• Items from a dataset:
┄┄┄┄┄┄┄┄┄┄┄┄┄┄┄┄┄┄┄┄

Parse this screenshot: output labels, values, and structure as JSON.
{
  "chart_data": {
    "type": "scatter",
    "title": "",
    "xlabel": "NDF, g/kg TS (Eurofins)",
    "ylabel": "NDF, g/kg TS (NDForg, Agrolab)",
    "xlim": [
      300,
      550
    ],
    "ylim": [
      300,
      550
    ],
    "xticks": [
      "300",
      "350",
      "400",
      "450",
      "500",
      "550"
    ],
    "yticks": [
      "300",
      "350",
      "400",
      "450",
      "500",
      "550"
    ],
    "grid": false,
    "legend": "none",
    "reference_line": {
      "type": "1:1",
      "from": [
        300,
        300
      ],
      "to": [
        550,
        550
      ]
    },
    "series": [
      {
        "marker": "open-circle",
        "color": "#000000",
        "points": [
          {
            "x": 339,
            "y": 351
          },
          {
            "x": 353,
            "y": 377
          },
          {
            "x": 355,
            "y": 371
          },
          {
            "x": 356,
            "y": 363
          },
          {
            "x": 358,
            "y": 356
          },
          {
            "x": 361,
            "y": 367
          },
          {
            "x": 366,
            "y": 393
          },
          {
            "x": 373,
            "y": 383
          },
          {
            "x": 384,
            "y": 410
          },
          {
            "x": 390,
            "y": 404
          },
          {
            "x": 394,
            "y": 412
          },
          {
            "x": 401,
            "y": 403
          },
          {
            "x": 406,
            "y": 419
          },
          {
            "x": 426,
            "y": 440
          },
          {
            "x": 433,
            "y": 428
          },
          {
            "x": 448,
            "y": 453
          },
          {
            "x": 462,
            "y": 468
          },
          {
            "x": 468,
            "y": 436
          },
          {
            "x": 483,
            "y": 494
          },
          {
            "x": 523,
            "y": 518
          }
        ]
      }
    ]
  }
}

┄┄┄┄┄┄┄┄┄┄┄┄┄┄┄┄┄┄┄┄

• The task: Could you quote the material above in full, exactly as it stands?

• Exercise output:
Parse this screenshot: output labels, values, and structure as JSON.
{
  "chart_data": {
    "type": "scatter",
    "title": "",
    "xlabel": "NDF, g/kg TS (Eurofins)",
    "ylabel": "NDF, g/kg TS (NDForg, Agrolab)",
    "xlim": [
      300,
      550
    ],
    "ylim": [
      300,
      550
    ],
    "xticks": [
      "300",
      "350",
      "400",
      "450",
      "500",
      "550"
    ],
    "yticks": [
      "300",
      "350",
      "400",
      "450",
      "500",
      "550"
    ],
    "grid": false,
    "legend": "none",
    "reference_line": {
      "type": "1:1",
      "from": [
        300,
        300
      ],
      "to": [
        550,
        550
      ]
    },
    "series": [
      {
        "marker": "open-circle",
        "color": "#000000",
        "points": [
          {
            "x": 339,
            "y": 351
          },
          {
            "x": 353,
            "y": 377
          },
          {
            "x": 355,
            "y": 371
          },
          {
            "x": 356,
            "y": 363
          },
          {
            "x": 358,
            "y": 356
          },
          {
            "x": 361,
            "y": 367
          },
          {
            "x": 366,
            "y": 393
          },
          {
            "x": 373,
            "y": 383
          },
          {
            "x": 384,
            "y": 410
          },
          {
            "x": 390,
            "y": 404
          },
          {
            "x": 394,
            "y": 412
          },
          {
            "x": 401,
            "y": 403
          },
          {
            "x": 406,
            "y": 419
          },
          {
            "x": 426,
            "y": 440
          },
          {
            "x": 433,
            "y": 428
          },
          {
            "x": 448,
            "y": 453
          },
          {
            "x": 462,
            "y": 468
          },
          {
            "x": 468,
            "y": 436
          },
          {
            "x": 483,
            "y": 494
          },
          {
            "x": 523,
            "y": 518
          }
        ]
      }
    ]
  }
}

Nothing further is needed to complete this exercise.